→ Aim: A faithful transcription of all the data is required.

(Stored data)
>> start
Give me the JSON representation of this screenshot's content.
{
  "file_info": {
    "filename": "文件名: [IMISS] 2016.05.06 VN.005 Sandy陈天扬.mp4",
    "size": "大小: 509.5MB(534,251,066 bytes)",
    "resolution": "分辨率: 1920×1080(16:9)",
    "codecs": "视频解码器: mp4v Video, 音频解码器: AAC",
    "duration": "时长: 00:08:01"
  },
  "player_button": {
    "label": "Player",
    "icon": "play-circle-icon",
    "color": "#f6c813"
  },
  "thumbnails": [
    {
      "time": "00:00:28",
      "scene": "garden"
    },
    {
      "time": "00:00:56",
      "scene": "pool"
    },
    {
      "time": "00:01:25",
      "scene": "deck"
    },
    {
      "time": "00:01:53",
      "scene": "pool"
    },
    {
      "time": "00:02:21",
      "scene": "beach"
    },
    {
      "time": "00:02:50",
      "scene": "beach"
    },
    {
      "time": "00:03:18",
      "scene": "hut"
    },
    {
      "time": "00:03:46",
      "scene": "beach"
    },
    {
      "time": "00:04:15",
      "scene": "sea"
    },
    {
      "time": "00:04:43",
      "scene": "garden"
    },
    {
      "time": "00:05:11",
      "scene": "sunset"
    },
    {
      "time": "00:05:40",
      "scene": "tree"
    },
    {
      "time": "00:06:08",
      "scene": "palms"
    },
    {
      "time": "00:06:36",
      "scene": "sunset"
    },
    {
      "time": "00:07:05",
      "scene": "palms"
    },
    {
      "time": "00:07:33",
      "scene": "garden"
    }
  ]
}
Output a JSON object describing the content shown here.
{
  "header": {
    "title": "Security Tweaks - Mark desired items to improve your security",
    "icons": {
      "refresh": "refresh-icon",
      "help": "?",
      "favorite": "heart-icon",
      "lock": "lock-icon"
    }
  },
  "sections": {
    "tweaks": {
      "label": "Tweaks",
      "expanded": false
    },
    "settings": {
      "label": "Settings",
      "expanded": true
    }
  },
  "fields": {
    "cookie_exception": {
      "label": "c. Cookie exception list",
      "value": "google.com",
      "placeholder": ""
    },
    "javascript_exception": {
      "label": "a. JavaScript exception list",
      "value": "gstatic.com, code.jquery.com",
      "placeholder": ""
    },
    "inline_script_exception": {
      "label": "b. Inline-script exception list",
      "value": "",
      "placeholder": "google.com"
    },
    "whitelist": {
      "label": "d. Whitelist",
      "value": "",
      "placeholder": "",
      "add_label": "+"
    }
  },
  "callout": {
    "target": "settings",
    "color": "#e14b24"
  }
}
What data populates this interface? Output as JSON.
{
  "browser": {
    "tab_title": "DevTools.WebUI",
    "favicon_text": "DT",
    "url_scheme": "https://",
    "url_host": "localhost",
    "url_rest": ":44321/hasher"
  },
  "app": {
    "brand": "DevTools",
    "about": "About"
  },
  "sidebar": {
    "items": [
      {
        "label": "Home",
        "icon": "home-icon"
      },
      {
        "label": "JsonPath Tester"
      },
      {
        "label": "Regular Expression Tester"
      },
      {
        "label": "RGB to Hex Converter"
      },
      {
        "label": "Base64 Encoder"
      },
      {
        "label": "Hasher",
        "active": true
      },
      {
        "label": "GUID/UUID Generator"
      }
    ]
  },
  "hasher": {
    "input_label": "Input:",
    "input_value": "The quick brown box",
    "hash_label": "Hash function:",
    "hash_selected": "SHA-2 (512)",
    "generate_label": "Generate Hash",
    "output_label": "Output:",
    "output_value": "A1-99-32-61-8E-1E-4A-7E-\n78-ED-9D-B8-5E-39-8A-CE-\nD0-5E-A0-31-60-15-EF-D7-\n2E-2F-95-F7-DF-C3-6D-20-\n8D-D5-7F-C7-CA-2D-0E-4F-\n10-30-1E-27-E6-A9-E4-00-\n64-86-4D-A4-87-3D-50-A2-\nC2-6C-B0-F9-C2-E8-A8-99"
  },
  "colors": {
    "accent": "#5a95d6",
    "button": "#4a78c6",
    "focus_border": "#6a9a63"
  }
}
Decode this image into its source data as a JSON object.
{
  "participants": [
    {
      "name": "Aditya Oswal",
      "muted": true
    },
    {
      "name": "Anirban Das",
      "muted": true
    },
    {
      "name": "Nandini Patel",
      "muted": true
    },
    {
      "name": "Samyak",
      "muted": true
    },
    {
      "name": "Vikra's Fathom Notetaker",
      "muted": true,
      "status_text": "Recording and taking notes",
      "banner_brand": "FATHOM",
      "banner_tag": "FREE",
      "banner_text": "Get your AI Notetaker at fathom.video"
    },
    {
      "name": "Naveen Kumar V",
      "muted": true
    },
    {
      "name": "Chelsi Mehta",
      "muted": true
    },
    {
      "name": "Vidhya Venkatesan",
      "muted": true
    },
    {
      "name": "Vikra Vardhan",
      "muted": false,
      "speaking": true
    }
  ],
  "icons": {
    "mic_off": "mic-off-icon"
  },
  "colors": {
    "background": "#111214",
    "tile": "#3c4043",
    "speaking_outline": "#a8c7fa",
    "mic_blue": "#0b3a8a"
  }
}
>> end
→ Output for this task:
Give me the JSON representation of this screenshot's content.
{
  "file_info": {
    "filename": "文件名: [IMISS] 2016.05.06 VN.005 Sandy陈天扬.mp4",
    "size": "大小: 509.5MB(534,251,066 bytes)",
    "resolution": "分辨率: 1920×1080(16:9)",
    "codecs": "视频解码器: mp4v Video, 音频解码器: AAC",
    "duration": "时长: 00:08:01"
  },
  "player_button": {
    "label": "Player",
    "icon": "play-circle-icon",
    "color": "#f6c813"
  },
  "thumbnails": [
    {
      "time": "00:00:28",
      "scene": "garden"
    },
    {
      "time": "00:00:56",
      "scene": "pool"
    },
    {
      "time": "00:01:25",
      "scene": "deck"
    },
    {
      "time": "00:01:53",
      "scene": "pool"
    },
    {
      "time": "00:02:21",
      "scene": "beach"
    },
    {
      "time": "00:02:50",
      "scene": "beach"
    },
    {
      "time": "00:03:18",
      "scene": "hut"
    },
    {
      "time": "00:03:46",
      "scene": "beach"
    },
    {
      "time": "00:04:15",
      "scene": "sea"
    },
    {
      "time": "00:04:43",
      "scene": "garden"
    },
    {
      "time": "00:05:11",
      "scene": "sunset"
    },
    {
      "time": "00:05:40",
      "scene": "tree"
    },
    {
      "time": "00:06:08",
      "scene": "palms"
    },
    {
      "time": "00:06:36",
      "scene": "sunset"
    },
    {
      "time": "00:07:05",
      "scene": "palms"
    },
    {
      "time": "00:07:33",
      "scene": "garden"
    }
  ]
}
Output a JSON object describing the content shown here.
{
  "header": {
    "title": "Security Tweaks - Mark desired items to improve your security",
    "icons": {
      "refresh": "refresh-icon",
      "help": "?",
      "favorite": "heart-icon",
      "lock": "lock-icon"
    }
  },
  "sections": {
    "tweaks": {
      "label": "Tweaks",
      "expanded": false
    },
    "settings": {
      "label": "Settings",
      "expanded": true
    }
  },
  "fields": {
    "cookie_exception": {
      "label": "c. Cookie exception list",
      "value": "google.com",
      "placeholder": ""
    },
    "javascript_exception": {
      "label": "a. JavaScript exception list",
      "value": "gstatic.com, code.jquery.com",
      "placeholder": ""
    },
    "inline_script_exception": {
      "label": "b. Inline-script exception list",
      "value": "",
      "placeholder": "google.com"
    },
    "whitelist": {
      "label": "d. Whitelist",
      "value": "",
      "placeholder": "",
      "add_label": "+"
    }
  },
  "callout": {
    "target": "settings",
    "color": "#e14b24"
  }
}
What data populates this interface? Output as JSON.
{
  "browser": {
    "tab_title": "DevTools.WebUI",
    "favicon_text": "DT",
    "url_scheme": "https://",
    "url_host": "localhost",
    "url_rest": ":44321/hasher"
  },
  "app": {
    "brand": "DevTools",
    "about": "About"
  },
  "sidebar": {
    "items": [
      {
        "label": "Home",
        "icon": "home-icon"
      },
      {
        "label": "JsonPath Tester"
      },
      {
        "label": "Regular Expression Tester"
      },
      {
        "label": "RGB to Hex Converter"
      },
      {
        "label": "Base64 Encoder"
      },
      {
        "label": "Hasher",
        "active": true
      },
      {
        "label": "GUID/UUID Generator"
      }
    ]
  },
  "hasher": {
    "input_label": "Input:",
    "input_value": "The quick brown box",
    "hash_label": "Hash function:",
    "hash_selected": "SHA-2 (512)",
    "generate_label": "Generate Hash",
    "output_label": "Output:",
    "output_value": "A1-99-32-61-8E-1E-4A-7E-\n78-ED-9D-B8-5E-39-8A-CE-\nD0-5E-A0-31-60-15-EF-D7-\n2E-2F-95-F7-DF-C3-6D-20-\n8D-D5-7F-C7-CA-2D-0E-4F-\n10-30-1E-27-E6-A9-E4-00-\n64-86-4D-A4-87-3D-50-A2-\nC2-6C-B0-F9-C2-E8-A8-99"
  },
  "colors": {
    "accent": "#5a95d6",
    "button": "#4a78c6",
    "focus_border": "#6a9a63"
  }
}
Decode this image into its source data as a JSON object.
{
  "participants": [
    {
      "name": "Aditya Oswal",
      "muted": true
    },
    {
      "name": "Anirban Das",
      "muted": true
    },
    {
      "name": "Nandini Patel",
      "muted": true
    },
    {
      "name": "Samyak",
      "muted": true
    },
    {
      "name": "Vikra's Fathom Notetaker",
      "muted": true,
      "status_text": "Recording and taking notes",
      "banner_brand": "FATHOM",
      "banner_tag": "FREE",
      "banner_text": "Get your AI Notetaker at fathom.video"
    },
    {
      "name": "Naveen Kumar V",
      "muted": true
    },
    {
      "name": "Chelsi Mehta",
      "muted": true
    },
    {
      "name": "Vidhya Venkatesan",
      "muted": true
    },
    {
      "name": "Vikra Vardhan",
      "muted": false,
      "speaking": true
    }
  ],
  "icons": {
    "mic_off": "mic-off-icon"
  },
  "colors": {
    "background": "#111214",
    "tile": "#3c4043",
    "speaking_outline": "#a8c7fa",
    "mic_blue": "#0b3a8a"
  }
}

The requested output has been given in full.